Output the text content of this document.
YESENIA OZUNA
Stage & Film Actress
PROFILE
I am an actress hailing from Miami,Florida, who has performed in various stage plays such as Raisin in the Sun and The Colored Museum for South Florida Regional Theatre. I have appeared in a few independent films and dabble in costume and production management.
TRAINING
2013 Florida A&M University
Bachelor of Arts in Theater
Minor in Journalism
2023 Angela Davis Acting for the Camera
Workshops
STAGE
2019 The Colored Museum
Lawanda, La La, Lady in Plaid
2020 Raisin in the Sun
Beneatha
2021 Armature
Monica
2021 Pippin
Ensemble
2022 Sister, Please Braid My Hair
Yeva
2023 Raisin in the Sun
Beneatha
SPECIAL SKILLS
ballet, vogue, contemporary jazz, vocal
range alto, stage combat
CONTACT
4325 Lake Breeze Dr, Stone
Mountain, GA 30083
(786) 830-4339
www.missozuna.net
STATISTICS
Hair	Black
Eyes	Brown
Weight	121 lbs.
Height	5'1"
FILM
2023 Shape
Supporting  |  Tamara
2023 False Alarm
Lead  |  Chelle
-------------------------
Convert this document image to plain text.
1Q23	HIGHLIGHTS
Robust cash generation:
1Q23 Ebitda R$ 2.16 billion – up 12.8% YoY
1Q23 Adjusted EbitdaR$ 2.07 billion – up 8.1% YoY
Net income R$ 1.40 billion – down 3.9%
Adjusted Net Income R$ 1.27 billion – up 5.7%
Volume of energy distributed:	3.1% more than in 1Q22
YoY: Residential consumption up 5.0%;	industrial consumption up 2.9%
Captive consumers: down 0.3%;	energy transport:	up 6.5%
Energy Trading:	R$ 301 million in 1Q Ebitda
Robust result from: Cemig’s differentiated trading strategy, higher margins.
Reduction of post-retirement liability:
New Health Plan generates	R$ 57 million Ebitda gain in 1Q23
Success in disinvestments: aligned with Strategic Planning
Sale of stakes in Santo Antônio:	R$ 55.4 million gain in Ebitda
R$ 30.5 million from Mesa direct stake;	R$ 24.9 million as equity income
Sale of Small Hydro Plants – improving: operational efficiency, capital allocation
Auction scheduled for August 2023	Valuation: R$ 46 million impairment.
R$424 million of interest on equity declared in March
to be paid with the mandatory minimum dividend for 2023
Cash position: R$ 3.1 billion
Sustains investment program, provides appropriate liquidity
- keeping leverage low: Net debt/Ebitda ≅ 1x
-------------------------
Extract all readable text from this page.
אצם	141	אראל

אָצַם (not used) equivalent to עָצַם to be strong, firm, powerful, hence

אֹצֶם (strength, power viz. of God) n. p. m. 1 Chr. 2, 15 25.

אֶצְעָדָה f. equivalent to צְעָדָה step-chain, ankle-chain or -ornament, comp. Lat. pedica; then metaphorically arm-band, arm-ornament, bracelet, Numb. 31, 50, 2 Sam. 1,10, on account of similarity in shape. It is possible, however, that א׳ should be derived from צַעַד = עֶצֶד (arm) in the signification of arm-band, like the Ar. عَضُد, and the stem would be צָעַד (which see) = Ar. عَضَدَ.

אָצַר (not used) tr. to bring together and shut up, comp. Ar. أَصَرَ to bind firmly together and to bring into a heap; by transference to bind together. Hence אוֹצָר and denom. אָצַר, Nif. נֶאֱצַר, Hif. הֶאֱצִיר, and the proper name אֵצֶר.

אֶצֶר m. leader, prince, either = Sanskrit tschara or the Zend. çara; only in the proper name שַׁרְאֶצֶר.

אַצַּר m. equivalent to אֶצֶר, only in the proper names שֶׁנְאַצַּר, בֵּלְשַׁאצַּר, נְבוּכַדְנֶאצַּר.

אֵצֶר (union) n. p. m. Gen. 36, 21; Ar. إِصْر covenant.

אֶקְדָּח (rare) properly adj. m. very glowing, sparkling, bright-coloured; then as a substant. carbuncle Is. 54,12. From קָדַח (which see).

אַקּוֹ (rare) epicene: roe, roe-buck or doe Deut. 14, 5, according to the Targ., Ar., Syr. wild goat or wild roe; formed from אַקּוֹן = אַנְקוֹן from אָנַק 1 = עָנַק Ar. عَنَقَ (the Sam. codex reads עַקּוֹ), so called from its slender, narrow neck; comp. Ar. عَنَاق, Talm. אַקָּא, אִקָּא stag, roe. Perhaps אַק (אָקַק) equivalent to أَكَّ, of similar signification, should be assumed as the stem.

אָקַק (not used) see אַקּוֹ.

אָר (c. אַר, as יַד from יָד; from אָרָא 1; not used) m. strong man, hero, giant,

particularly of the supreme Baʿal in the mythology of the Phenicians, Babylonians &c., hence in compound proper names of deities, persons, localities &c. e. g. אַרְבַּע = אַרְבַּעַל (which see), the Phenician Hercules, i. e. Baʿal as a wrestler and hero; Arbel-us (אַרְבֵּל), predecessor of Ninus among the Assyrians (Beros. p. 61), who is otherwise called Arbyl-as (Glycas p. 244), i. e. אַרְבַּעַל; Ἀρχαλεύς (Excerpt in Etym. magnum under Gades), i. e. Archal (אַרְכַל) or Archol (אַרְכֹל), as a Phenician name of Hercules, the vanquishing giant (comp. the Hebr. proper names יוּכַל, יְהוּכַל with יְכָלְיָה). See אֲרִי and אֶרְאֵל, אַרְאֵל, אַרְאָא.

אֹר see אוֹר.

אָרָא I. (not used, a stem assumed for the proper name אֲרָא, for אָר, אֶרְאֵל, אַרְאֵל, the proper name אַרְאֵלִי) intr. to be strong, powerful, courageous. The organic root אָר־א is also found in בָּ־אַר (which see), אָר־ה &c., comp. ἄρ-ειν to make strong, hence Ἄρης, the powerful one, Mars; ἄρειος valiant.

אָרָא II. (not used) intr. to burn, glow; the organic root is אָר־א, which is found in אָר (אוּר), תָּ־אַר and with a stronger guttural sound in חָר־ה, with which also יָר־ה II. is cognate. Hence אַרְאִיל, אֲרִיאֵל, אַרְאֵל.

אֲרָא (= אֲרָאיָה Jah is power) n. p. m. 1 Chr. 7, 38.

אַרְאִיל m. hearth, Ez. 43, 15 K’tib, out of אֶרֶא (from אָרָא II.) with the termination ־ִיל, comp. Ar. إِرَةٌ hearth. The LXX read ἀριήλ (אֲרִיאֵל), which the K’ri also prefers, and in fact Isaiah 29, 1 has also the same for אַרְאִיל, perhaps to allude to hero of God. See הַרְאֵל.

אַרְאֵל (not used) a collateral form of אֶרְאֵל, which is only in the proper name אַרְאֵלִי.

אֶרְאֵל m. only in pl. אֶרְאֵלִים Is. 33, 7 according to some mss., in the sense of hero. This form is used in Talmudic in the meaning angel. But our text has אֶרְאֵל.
-------------------------
Identify each line in the records above containing the word "found"; copy those lines.

Solution:
אָרָא I. (not used, a stem assumed for the proper name אֲרָא, for אָר, אֶרְאֵל, אַרְאֵל, the proper name אַרְאֵלִי) intr. to be strong, powerful, courageous. The organic root אָר־א is also found in בָּ־אַר (which see), אָר־ה &c., comp. ἄρ-ειν to make strong, hence Ἄρης, the powerful one, Mars; ἄρειος valiant.
אָרָא II. (not used) intr. to burn, glow; the organic root is אָר־א, which is found in אָר (אוּר), תָּ־אַר and with a stronger guttural sound in חָר־ה, with which also יָר־ה II. is cognate. Hence אַרְאִיל, אֲרִיאֵל, אַרְאֵל.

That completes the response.